- **PROBLEM TO SOLVE**:
Transcribe each entry below exactly. Pictures do not go in the copy.

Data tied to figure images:

§

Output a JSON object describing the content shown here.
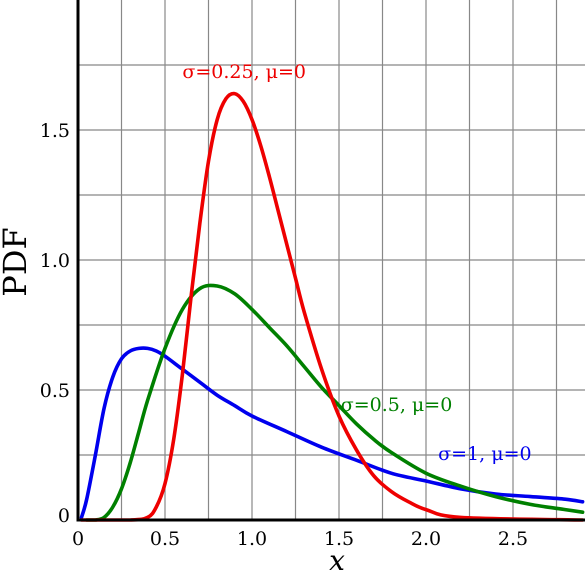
{
  "chart_data": {
    "type": "line",
    "xlabel": "x",
    "ylabel": "PDF",
    "xlim": [
      0,
      2.9
    ],
    "ylim": [
      0,
      1.95
    ],
    "grid": true,
    "x_ticks": [
      0,
      0.5,
      1.0,
      1.5,
      2.0,
      2.5
    ],
    "x_tick_labels": [
      "0",
      "0.5",
      "1.0",
      "1.5",
      "2.0",
      "2.5"
    ],
    "y_ticks": [
      0,
      0.5,
      1.0,
      1.5
    ],
    "y_tick_labels": [
      "0",
      "0.5",
      "1.0",
      "1.5"
    ],
    "series": [
      {
        "name": "σ=1, μ=0",
        "sigma": 1,
        "mu": 0,
        "color": "#0000ee",
        "x": [
          0.02,
          0.05,
          0.1,
          0.15,
          0.2,
          0.25,
          0.3,
          0.35,
          0.4,
          0.45,
          0.5,
          0.6,
          0.7,
          0.8,
          0.9,
          1.0,
          1.2,
          1.4,
          1.6,
          1.8,
          2.0,
          2.2,
          2.4,
          2.6,
          2.8,
          2.9
        ],
        "y": [
          0.01,
          0.08,
          0.25,
          0.43,
          0.55,
          0.62,
          0.65,
          0.66,
          0.66,
          0.65,
          0.63,
          0.58,
          0.53,
          0.48,
          0.44,
          0.4,
          0.34,
          0.28,
          0.23,
          0.18,
          0.15,
          0.12,
          0.1,
          0.09,
          0.08,
          0.07
        ]
      },
      {
        "name": "σ=0.5, μ=0",
        "sigma": 0.5,
        "mu": 0,
        "color": "#008000",
        "x": [
          0.05,
          0.1,
          0.15,
          0.2,
          0.25,
          0.3,
          0.35,
          0.4,
          0.5,
          0.6,
          0.7,
          0.8,
          0.9,
          1.0,
          1.1,
          1.2,
          1.3,
          1.4,
          1.5,
          1.6,
          1.7,
          1.8,
          2.0,
          2.2,
          2.4,
          2.6,
          2.8,
          2.9
        ],
        "y": [
          0.0,
          0.0,
          0.01,
          0.05,
          0.12,
          0.22,
          0.34,
          0.46,
          0.66,
          0.81,
          0.89,
          0.9,
          0.87,
          0.81,
          0.74,
          0.67,
          0.59,
          0.51,
          0.44,
          0.37,
          0.31,
          0.26,
          0.18,
          0.13,
          0.09,
          0.06,
          0.04,
          0.03
        ]
      },
      {
        "name": "σ=0.25, μ=0",
        "sigma": 0.25,
        "mu": 0,
        "color": "#ee0000",
        "x": [
          0.02,
          0.3,
          0.4,
          0.45,
          0.5,
          0.55,
          0.6,
          0.65,
          0.7,
          0.75,
          0.8,
          0.85,
          0.9,
          0.95,
          1.0,
          1.05,
          1.1,
          1.15,
          1.2,
          1.25,
          1.3,
          1.4,
          1.5,
          1.6,
          1.7,
          1.8,
          1.9,
          2.0,
          2.2,
          2.9
        ],
        "y": [
          0.0,
          0.0,
          0.01,
          0.05,
          0.14,
          0.31,
          0.56,
          0.86,
          1.14,
          1.38,
          1.54,
          1.62,
          1.64,
          1.61,
          1.54,
          1.44,
          1.32,
          1.19,
          1.06,
          0.93,
          0.8,
          0.58,
          0.4,
          0.27,
          0.17,
          0.11,
          0.07,
          0.04,
          0.01,
          0.0
        ]
      }
    ],
    "annotations": [
      {
        "text": "σ=0.25, μ=0",
        "series": 2,
        "color": "#ee0000",
        "x": 0.6,
        "y": 1.7
      },
      {
        "text": "σ=0.5, μ=0",
        "series": 1,
        "color": "#008000",
        "x": 1.51,
        "y": 0.42
      },
      {
        "text": "σ=1, μ=0",
        "series": 0,
        "color": "#0000ee",
        "x": 2.07,
        "y": 0.23
      }
    ]
  }
}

§

- **WRITTEN REPLY**:
Output a JSON object describing the content shown here.
{
  "chart_data": {
    "type": "line",
    "xlabel": "x",
    "ylabel": "PDF",
    "xlim": [
      0,
      2.9
    ],
    "ylim": [
      0,
      1.95
    ],
    "grid": true,
    "x_ticks": [
      0,
      0.5,
      1.0,
      1.5,
      2.0,
      2.5
    ],
    "x_tick_labels": [
      "0",
      "0.5",
      "1.0",
      "1.5",
      "2.0",
      "2.5"
    ],
    "y_ticks": [
      0,
      0.5,
      1.0,
      1.5
    ],
    "y_tick_labels": [
      "0",
      "0.5",
      "1.0",
      "1.5"
    ],
    "series": [
      {
        "name": "σ=1, μ=0",
        "sigma": 1,
        "mu": 0,
        "color": "#0000ee",
        "x": [
          0.02,
          0.05,
          0.1,
          0.15,
          0.2,
          0.25,
          0.3,
          0.35,
          0.4,
          0.45,
          0.5,
          0.6,
          0.7,
          0.8,
          0.9,
          1.0,
          1.2,
          1.4,
          1.6,
          1.8,
          2.0,
          2.2,
          2.4,
          2.6,
          2.8,
          2.9
        ],
        "y": [
          0.01,
          0.08,
          0.25,
          0.43,
          0.55,
          0.62,
          0.65,
          0.66,
          0.66,
          0.65,
          0.63,
          0.58,
          0.53,
          0.48,
          0.44,
          0.4,
          0.34,
          0.28,
          0.23,
          0.18,
          0.15,
          0.12,
          0.1,
          0.09,
          0.08,
          0.07
        ]
      },
      {
        "name": "σ=0.5, μ=0",
        "sigma": 0.5,
        "mu": 0,
        "color": "#008000",
        "x": [
          0.05,
          0.1,
          0.15,
          0.2,
          0.25,
          0.3,
          0.35,
          0.4,
          0.5,
          0.6,
          0.7,
          0.8,
          0.9,
          1.0,
          1.1,
          1.2,
          1.3,
          1.4,
          1.5,
          1.6,
          1.7,
          1.8,
          2.0,
          2.2,
          2.4,
          2.6,
          2.8,
          2.9
        ],
        "y": [
          0.0,
          0.0,
          0.01,
          0.05,
          0.12,
          0.22,
          0.34,
          0.46,
          0.66,
          0.81,
          0.89,
          0.9,
          0.87,
          0.81,
          0.74,
          0.67,
          0.59,
          0.51,
          0.44,
          0.37,
          0.31,
          0.26,
          0.18,
          0.13,
          0.09,
          0.06,
          0.04,
          0.03
        ]
      },
      {
        "name": "σ=0.25, μ=0",
        "sigma": 0.25,
        "mu": 0,
        "color": "#ee0000",
        "x": [
          0.02,
          0.3,
          0.4,
          0.45,
          0.5,
          0.55,
          0.6,
          0.65,
          0.7,
          0.75,
          0.8,
          0.85,
          0.9,
          0.95,
          1.0,
          1.05,
          1.1,
          1.15,
          1.2,
          1.25,
          1.3,
          1.4,
          1.5,
          1.6,
          1.7,
          1.8,
          1.9,
          2.0,
          2.2,
          2.9
        ],
        "y": [
          0.0,
          0.0,
          0.01,
          0.05,
          0.14,
          0.31,
          0.56,
          0.86,
          1.14,
          1.38,
          1.54,
          1.62,
          1.64,
          1.61,
          1.54,
          1.44,
          1.32,
          1.19,
          1.06,
          0.93,
          0.8,
          0.58,
          0.4,
          0.27,
          0.17,
          0.11,
          0.07,
          0.04,
          0.01,
          0.0
        ]
      }
    ],
    "annotations": [
      {
        "text": "σ=0.25, μ=0",
        "series": 2,
        "color": "#ee0000",
        "x": 0.6,
        "y": 1.7
      },
      {
        "text": "σ=0.5, μ=0",
        "series": 1,
        "color": "#008000",
        "x": 1.51,
        "y": 0.42
      },
      {
        "text": "σ=1, μ=0",
        "series": 0,
        "color": "#0000ee",
        "x": 2.07,
        "y": 0.23
      }
    ]
  }
}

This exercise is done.